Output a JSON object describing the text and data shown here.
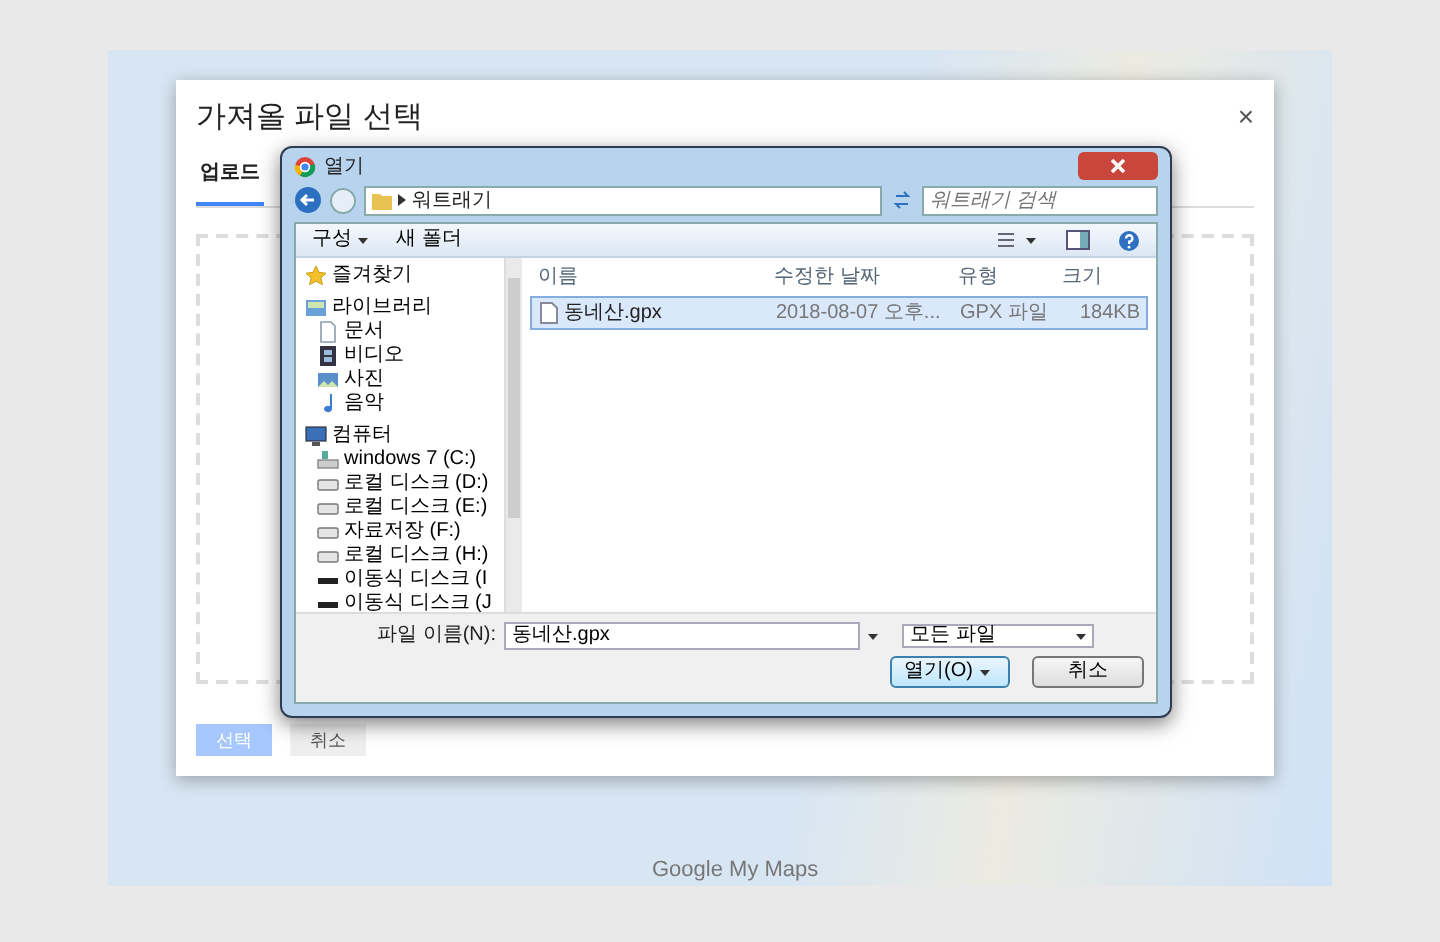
{
  "map": {
    "logo": "Google My Maps"
  },
  "import_dialog": {
    "title": "가져올 파일 선택",
    "close": "×",
    "tabs": [
      {
        "label": "업로드",
        "selected": true
      }
    ],
    "buttons": [
      {
        "label": "선택",
        "disabled": true
      },
      {
        "label": "취소",
        "disabled": false
      }
    ]
  },
  "open_dialog": {
    "title": "열기",
    "path": "워트래기",
    "search": {
      "placeholder": "워트래기 검색"
    },
    "toolbar": [
      {
        "label": "구성",
        "menu": true
      },
      {
        "label": "새 폴더",
        "menu": false
      }
    ],
    "nav": [
      {
        "label": "즐겨찾기",
        "kind": "star"
      },
      {
        "label": "라이브러리",
        "kind": "library",
        "children": [
          {
            "label": "문서",
            "kind": "document"
          },
          {
            "label": "비디오",
            "kind": "video"
          },
          {
            "label": "사진",
            "kind": "photo"
          },
          {
            "label": "음악",
            "kind": "music"
          }
        ]
      },
      {
        "label": "컴퓨터",
        "kind": "computer",
        "children": [
          {
            "label": "windows 7 (C:)",
            "kind": "system"
          },
          {
            "label": "로컬 디스크 (D:)",
            "kind": "drive"
          },
          {
            "label": "로컬 디스크 (E:)",
            "kind": "drive"
          },
          {
            "label": "자료저장 (F:)",
            "kind": "drive"
          },
          {
            "label": "로컬 디스크 (H:)",
            "kind": "drive"
          },
          {
            "label": "이동식 디스크 (I",
            "kind": "usb"
          },
          {
            "label": "이동식 디스크 (J",
            "kind": "usb"
          }
        ]
      }
    ],
    "columns": [
      "이름",
      "수정한 날짜",
      "유형",
      "크기"
    ],
    "files": [
      {
        "name": "동네산.gpx",
        "modified": "2018-08-07 오후...",
        "type": "GPX 파일",
        "size": "184KB",
        "selected": true
      }
    ],
    "filename": {
      "label": "파일 이름(N):",
      "value": "동네산.gpx"
    },
    "filter": "모든 파일",
    "buttons": [
      {
        "label": "열기(O)",
        "kind": "split"
      },
      {
        "label": "취소",
        "kind": "plain"
      }
    ]
  }
}
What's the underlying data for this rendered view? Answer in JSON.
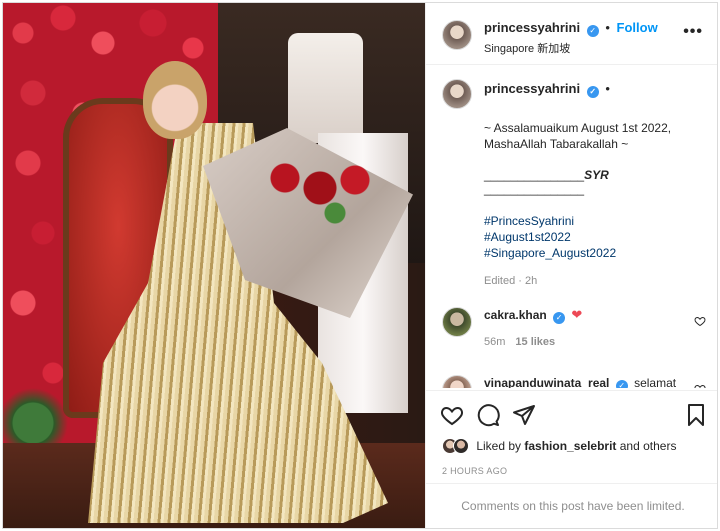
{
  "post": {
    "username": "princessyahrini",
    "verified_glyph": "✓",
    "dot": "•",
    "follow_label": "Follow",
    "location": "Singapore 新加坡",
    "more_label": "•••"
  },
  "caption": {
    "username": "princessyahrini",
    "text": "~ Assalamuaikum August 1st 2022,\nMashaAllah Tabarakallah ~",
    "separator_prefix": "_______________",
    "separator_signature": "SYR",
    "separator_line2": "_______________",
    "hashtags": [
      "#PrincesSyahrini",
      "#August1st2022",
      "#Singapore_August2022"
    ],
    "edited": "Edited · 2h"
  },
  "comments": [
    {
      "username": "cakra.khan",
      "verified": true,
      "text": "",
      "emoji": "❤",
      "age": "56m",
      "likes": "15 likes"
    },
    {
      "username": "vinapanduwinata_real",
      "verified": true,
      "text": "selamat",
      "emoji": "",
      "age": "",
      "likes": ""
    }
  ],
  "actions": {
    "icons": [
      "heart-icon",
      "comment-icon",
      "share-icon",
      "bookmark-icon"
    ]
  },
  "likes": {
    "prefix": "Liked by ",
    "user": "fashion_selebrit",
    "suffix": " and others"
  },
  "timestamp": "2 HOURS AGO",
  "comments_limited": "Comments on this post have been limited.",
  "colors": {
    "link_blue": "#0095f6",
    "hashtag": "#00376b",
    "verified": "#3897f0",
    "muted": "#8e8e8e",
    "border": "#efefef"
  }
}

-*-*-

**Instructions to follow**
Gather every line from the listing above in which "data" appears, and copy those lines.

**The output**
Output a JSON object describing the text and data shown here.
What's the underlying data for this rendered view? Answer in JSON.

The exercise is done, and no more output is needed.